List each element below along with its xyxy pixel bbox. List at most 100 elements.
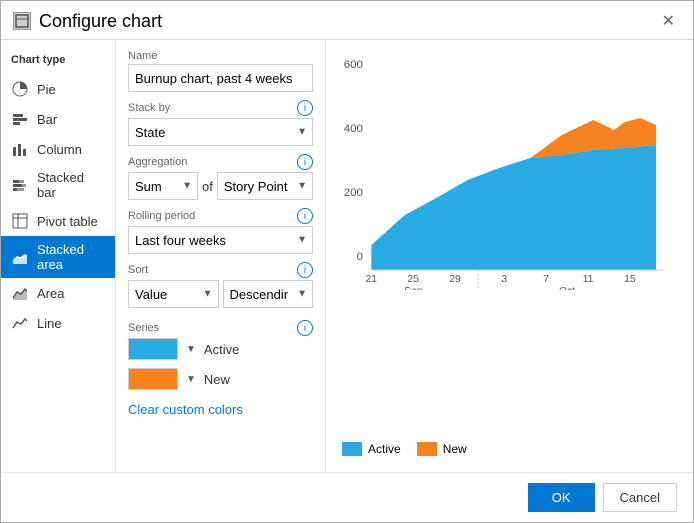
chart-area: 600 400 200 0 21 25 29 3 7 11 — [342, 50, 677, 436]
series-info-icon[interactable]: i — [297, 320, 313, 336]
series-new-label: New — [204, 372, 230, 387]
svg-text:21: 21 — [365, 274, 377, 285]
legend-new-label: New — [443, 442, 467, 456]
name-field-group: Name — [128, 50, 313, 92]
svg-text:11: 11 — [583, 274, 594, 285]
pivot-table-icon — [11, 212, 29, 230]
rolling-period-field-group: Rolling period i Last four weeks ▼ — [128, 208, 313, 254]
chart-type-column[interactable]: Column — [1, 134, 115, 164]
svg-text:600: 600 — [344, 59, 363, 71]
dialog-title: Configure chart — [39, 11, 162, 32]
configure-chart-dialog: Configure chart ✕ Chart type Pie — [0, 0, 694, 523]
chart-type-area-label: Area — [37, 286, 64, 301]
svg-text:3: 3 — [501, 274, 507, 285]
legend-active-color — [342, 442, 362, 456]
legend-area: Active New — [342, 436, 677, 462]
close-button[interactable]: ✕ — [656, 9, 681, 33]
legend-item-new: New — [417, 442, 467, 456]
chart-type-line-label: Line — [37, 316, 62, 331]
pie-icon — [11, 80, 29, 98]
stacked-area-icon — [11, 248, 29, 266]
series-active-label: Active — [204, 342, 239, 357]
chart-type-section-label: Chart type — [1, 50, 115, 74]
legend-active-label: Active — [368, 442, 401, 456]
stack-by-select-wrapper: State ▼ — [128, 118, 313, 146]
legend-item-active: Active — [342, 442, 401, 456]
stack-by-field-group: Stack by i State ▼ — [128, 100, 313, 146]
dialog-icon — [13, 12, 31, 30]
stack-by-select[interactable]: State — [128, 118, 313, 146]
series-item-active: ▼ Active — [128, 338, 313, 360]
column-icon — [11, 140, 29, 158]
aggregation-label: Aggregation i — [128, 154, 313, 170]
chart-type-stacked-bar-label: Stacked bar — [37, 170, 105, 200]
bar-icon — [11, 110, 29, 128]
sort-row: Value ▼ Descending ▼ — [128, 280, 313, 308]
legend-new-color — [417, 442, 437, 456]
aggregation-func-wrapper: Sum ▼ — [128, 172, 198, 200]
aggregation-func-select[interactable]: Sum — [128, 172, 198, 200]
sort-info-icon[interactable]: i — [297, 262, 313, 278]
chart-type-pie[interactable]: Pie — [1, 74, 115, 104]
name-input[interactable] — [128, 64, 313, 92]
chart-type-bar[interactable]: Bar — [1, 104, 115, 134]
clear-custom-colors-link[interactable]: Clear custom colors — [128, 402, 243, 417]
chart-type-pivot-label: Pivot table — [37, 214, 98, 229]
series-section: Series i ▼ Active ▼ New Clear custom col… — [128, 320, 313, 417]
dialog-footer: OK Cancel — [1, 472, 693, 522]
aggregation-field-select[interactable]: Story Points — [217, 172, 313, 200]
chart-type-pivot-table[interactable]: Pivot table — [1, 206, 115, 236]
aggregation-field-wrapper: Story Points ▼ — [217, 172, 313, 200]
aggregation-info-icon[interactable]: i — [297, 154, 313, 170]
chart-type-list: Chart type Pie B — [1, 40, 116, 472]
sort-by-select[interactable]: Value — [128, 280, 219, 308]
svg-text:15: 15 — [624, 274, 636, 285]
chart-active-area — [371, 145, 656, 270]
svg-text:Sep: Sep — [404, 286, 423, 290]
line-icon — [11, 314, 29, 332]
sort-by-wrapper: Value ▼ — [128, 280, 219, 308]
area-icon — [11, 284, 29, 302]
series-active-color[interactable] — [128, 338, 178, 360]
sort-label: Sort i — [128, 262, 313, 278]
stacked-bar-icon — [11, 176, 29, 194]
cancel-button[interactable]: Cancel — [603, 483, 677, 512]
series-new-chevron-icon[interactable]: ▼ — [186, 374, 196, 385]
preview-panel: 600 400 200 0 21 25 29 3 7 11 — [326, 40, 693, 472]
svg-text:200: 200 — [344, 187, 363, 199]
name-label: Name — [128, 50, 313, 62]
ok-button[interactable]: OK — [528, 483, 595, 512]
svg-text:7: 7 — [543, 274, 549, 285]
rolling-period-select[interactable]: Last four weeks — [128, 226, 313, 254]
sort-field-group: Sort i Value ▼ Descending ▼ — [128, 262, 313, 308]
chart-type-pie-label: Pie — [37, 82, 56, 97]
chart-svg: 600 400 200 0 21 25 29 3 7 11 — [342, 50, 677, 290]
rolling-period-select-wrapper: Last four weeks ▼ — [128, 226, 313, 254]
stack-by-info-icon[interactable]: i — [297, 100, 313, 116]
chart-type-bar-label: Bar — [37, 112, 57, 127]
svg-text:400: 400 — [344, 123, 363, 135]
series-new-color[interactable] — [128, 368, 178, 390]
series-label: Series i — [128, 320, 313, 336]
chart-type-stacked-bar[interactable]: Stacked bar — [1, 164, 115, 206]
sort-dir-wrapper: Descending ▼ — [223, 280, 314, 308]
dialog-body: Chart type Pie B — [1, 40, 693, 472]
chart-type-stacked-area[interactable]: Stacked area — [1, 236, 115, 278]
svg-text:0: 0 — [357, 251, 363, 263]
chart-type-line[interactable]: Line — [1, 308, 115, 338]
of-label: of — [202, 179, 213, 194]
svg-text:29: 29 — [449, 274, 461, 285]
series-active-chevron-icon[interactable]: ▼ — [186, 344, 196, 355]
chart-type-area[interactable]: Area — [1, 278, 115, 308]
chart-type-column-label: Column — [37, 142, 82, 157]
aggregation-field-group: Aggregation i Sum ▼ of Story Points — [128, 154, 313, 200]
aggregation-row: Sum ▼ of Story Points ▼ — [128, 172, 313, 200]
rolling-info-icon[interactable]: i — [297, 208, 313, 224]
sort-dir-select[interactable]: Descending — [223, 280, 314, 308]
chart-type-stacked-area-label: Stacked area — [37, 242, 105, 272]
config-panel: Name Stack by i State ▼ — [116, 40, 326, 472]
stack-by-label: Stack by i — [128, 100, 313, 116]
title-bar-left: Configure chart — [13, 11, 162, 32]
svg-text:Oct: Oct — [559, 286, 575, 290]
svg-text:25: 25 — [407, 274, 419, 285]
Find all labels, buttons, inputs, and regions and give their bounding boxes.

• [EXERCISE]
Reproduce the material above verbatim and in full, leaving out the pictures.

• [THE SOLUTION]
List each element below along with its xyxy pixel bbox. List at most 100 elements.
chart-area: 600 400 200 0 21 25 29 3 7 11 — [342, 50, 677, 436]
series-info-icon[interactable]: i — [297, 320, 313, 336]
series-new-label: New — [204, 372, 230, 387]
svg-text:21: 21 — [365, 274, 377, 285]
legend-new-label: New — [443, 442, 467, 456]
name-field-group: Name — [128, 50, 313, 92]
svg-text:11: 11 — [583, 274, 594, 285]
pivot-table-icon — [11, 212, 29, 230]
rolling-period-field-group: Rolling period i Last four weeks ▼ — [128, 208, 313, 254]
chart-type-column[interactable]: Column — [1, 134, 115, 164]
svg-text:600: 600 — [344, 59, 363, 71]
dialog-title: Configure chart — [39, 11, 162, 32]
configure-chart-dialog: Configure chart ✕ Chart type Pie — [0, 0, 694, 523]
chart-type-area-label: Area — [37, 286, 64, 301]
svg-text:3: 3 — [501, 274, 507, 285]
legend-active-color — [342, 442, 362, 456]
legend-area: Active New — [342, 436, 677, 462]
close-button[interactable]: ✕ — [656, 9, 681, 33]
legend-item-new: New — [417, 442, 467, 456]
chart-type-line-label: Line — [37, 316, 62, 331]
pie-icon — [11, 80, 29, 98]
stacked-area-icon — [11, 248, 29, 266]
series-active-label: Active — [204, 342, 239, 357]
chart-type-section-label: Chart type — [1, 50, 115, 74]
legend-active-label: Active — [368, 442, 401, 456]
stack-by-select-wrapper: State ▼ — [128, 118, 313, 146]
legend-item-active: Active — [342, 442, 401, 456]
stack-by-field-group: Stack by i State ▼ — [128, 100, 313, 146]
dialog-icon — [13, 12, 31, 30]
stack-by-select[interactable]: State — [128, 118, 313, 146]
series-item-active: ▼ Active — [128, 338, 313, 360]
column-icon — [11, 140, 29, 158]
aggregation-label: Aggregation i — [128, 154, 313, 170]
chart-type-stacked-bar-label: Stacked bar — [37, 170, 105, 200]
bar-icon — [11, 110, 29, 128]
sort-row: Value ▼ Descending ▼ — [128, 280, 313, 308]
legend-new-color — [417, 442, 437, 456]
aggregation-func-wrapper: Sum ▼ — [128, 172, 198, 200]
aggregation-func-select[interactable]: Sum — [128, 172, 198, 200]
sort-info-icon[interactable]: i — [297, 262, 313, 278]
chart-type-pie[interactable]: Pie — [1, 74, 115, 104]
name-input[interactable] — [128, 64, 313, 92]
chart-type-bar[interactable]: Bar — [1, 104, 115, 134]
clear-custom-colors-link[interactable]: Clear custom colors — [128, 402, 243, 417]
chart-type-pivot-label: Pivot table — [37, 214, 98, 229]
series-section: Series i ▼ Active ▼ New Clear custom col… — [128, 320, 313, 417]
dialog-footer: OK Cancel — [1, 472, 693, 522]
aggregation-field-select[interactable]: Story Points — [217, 172, 313, 200]
chart-type-pivot-table[interactable]: Pivot table — [1, 206, 115, 236]
aggregation-field-wrapper: Story Points ▼ — [217, 172, 313, 200]
aggregation-info-icon[interactable]: i — [297, 154, 313, 170]
chart-type-list: Chart type Pie B — [1, 40, 116, 472]
sort-by-select[interactable]: Value — [128, 280, 219, 308]
svg-text:15: 15 — [624, 274, 636, 285]
chart-active-area — [371, 145, 656, 270]
svg-text:Sep: Sep — [404, 286, 423, 290]
line-icon — [11, 314, 29, 332]
sort-by-wrapper: Value ▼ — [128, 280, 219, 308]
area-icon — [11, 284, 29, 302]
series-active-color[interactable] — [128, 338, 178, 360]
sort-label: Sort i — [128, 262, 313, 278]
stacked-bar-icon — [11, 176, 29, 194]
cancel-button[interactable]: Cancel — [603, 483, 677, 512]
series-new-chevron-icon[interactable]: ▼ — [186, 374, 196, 385]
preview-panel: 600 400 200 0 21 25 29 3 7 11 — [326, 40, 693, 472]
svg-text:200: 200 — [344, 187, 363, 199]
name-label: Name — [128, 50, 313, 62]
ok-button[interactable]: OK — [528, 483, 595, 512]
svg-text:7: 7 — [543, 274, 549, 285]
rolling-period-select[interactable]: Last four weeks — [128, 226, 313, 254]
sort-field-group: Sort i Value ▼ Descending ▼ — [128, 262, 313, 308]
chart-type-pie-label: Pie — [37, 82, 56, 97]
chart-svg: 600 400 200 0 21 25 29 3 7 11 — [342, 50, 677, 290]
rolling-period-select-wrapper: Last four weeks ▼ — [128, 226, 313, 254]
stack-by-info-icon[interactable]: i — [297, 100, 313, 116]
chart-type-bar-label: Bar — [37, 112, 57, 127]
svg-text:400: 400 — [344, 123, 363, 135]
series-new-color[interactable] — [128, 368, 178, 390]
series-label: Series i — [128, 320, 313, 336]
chart-type-stacked-bar[interactable]: Stacked bar — [1, 164, 115, 206]
sort-dir-wrapper: Descending ▼ — [223, 280, 314, 308]
dialog-body: Chart type Pie B — [1, 40, 693, 472]
chart-type-stacked-area[interactable]: Stacked area — [1, 236, 115, 278]
svg-text:0: 0 — [357, 251, 363, 263]
chart-type-line[interactable]: Line — [1, 308, 115, 338]
of-label: of — [202, 179, 213, 194]
svg-text:29: 29 — [449, 274, 461, 285]
series-active-chevron-icon[interactable]: ▼ — [186, 344, 196, 355]
chart-type-area[interactable]: Area — [1, 278, 115, 308]
chart-type-column-label: Column — [37, 142, 82, 157]
aggregation-field-group: Aggregation i Sum ▼ of Story Points — [128, 154, 313, 200]
aggregation-row: Sum ▼ of Story Points ▼ — [128, 172, 313, 200]
rolling-info-icon[interactable]: i — [297, 208, 313, 224]
sort-dir-select[interactable]: Descending — [223, 280, 314, 308]
chart-type-stacked-area-label: Stacked area — [37, 242, 105, 272]
config-panel: Name Stack by i State ▼ — [116, 40, 326, 472]
stack-by-label: Stack by i — [128, 100, 313, 116]
title-bar-left: Configure chart — [13, 11, 162, 32]
svg-text:Oct: Oct — [559, 286, 575, 290]
svg-text:25: 25 — [407, 274, 419, 285]
Find all labels, buttons, inputs, and regions and give their bounding boxes.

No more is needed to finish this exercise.